Written problem | Return the lines where the word "Difference" occurs.
= = = =
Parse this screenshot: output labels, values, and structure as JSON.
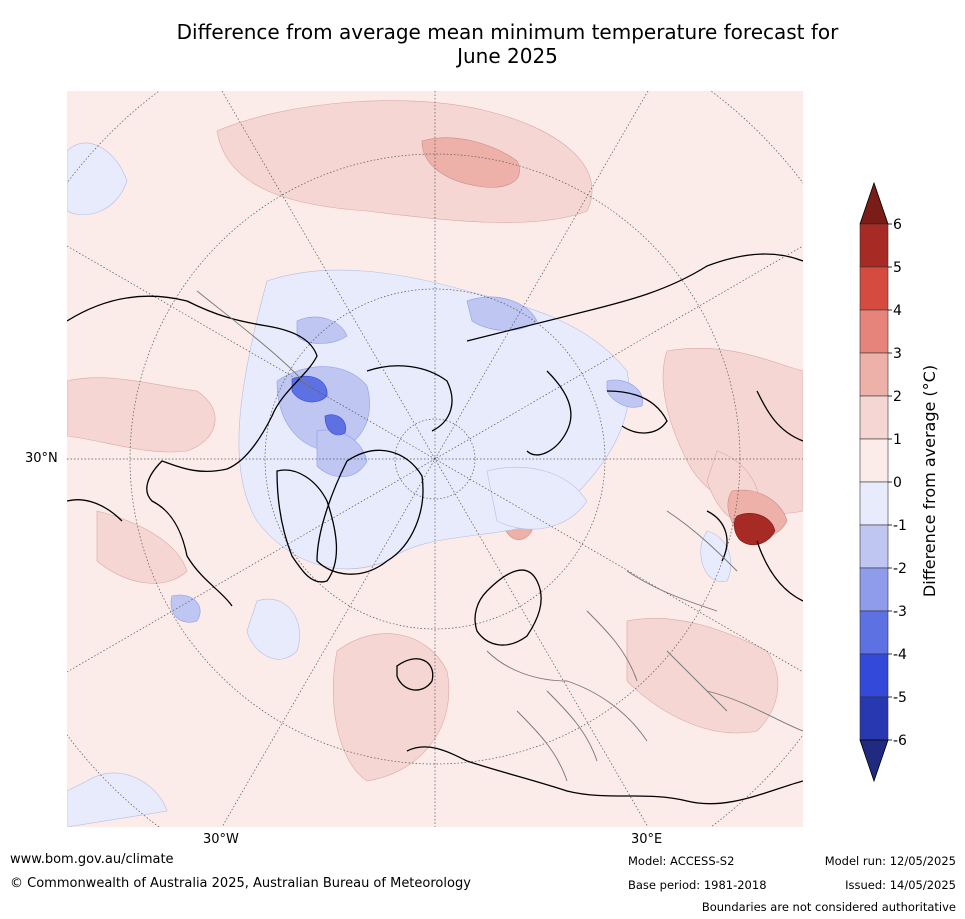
{
  "title_line1": "Difference from average mean minimum temperature forecast for",
  "title_line2": "June 2025",
  "ticks": {
    "lat_30n": "30°N",
    "lon_30w": "30°W",
    "lon_30e": "30°E"
  },
  "colorbar": {
    "label": "Difference from average (°C)",
    "tick_labels": [
      "6",
      "5",
      "4",
      "3",
      "2",
      "1",
      "0",
      "-1",
      "-2",
      "-3",
      "-4",
      "-5",
      "-6"
    ],
    "colors_warm": [
      "#7a1c17",
      "#a82a24",
      "#d64b40",
      "#e6847b",
      "#eeb1aa",
      "#f5d6d3",
      "#fbebe9"
    ],
    "colors_cool": [
      "#e8ebfb",
      "#bfc6f2",
      "#8f9cec",
      "#5d71e3",
      "#3249d9",
      "#2838b0",
      "#1f2a80"
    ]
  },
  "footer": {
    "website": "www.bom.gov.au/climate",
    "copyright": "© Commonwealth of Australia 2025, Australian Bureau of Meteorology",
    "model": "Model: ACCESS-S2",
    "base_period": "Base period: 1981-2018",
    "model_run": "Model run: 12/05/2025",
    "issued": "Issued: 14/05/2025",
    "disclaimer": "Boundaries are not considered authoritative"
  }
}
= = = =
The response |
  "title_line1": "Difference from average mean minimum temperature forecast for",
    "label": "Difference from average (°C)",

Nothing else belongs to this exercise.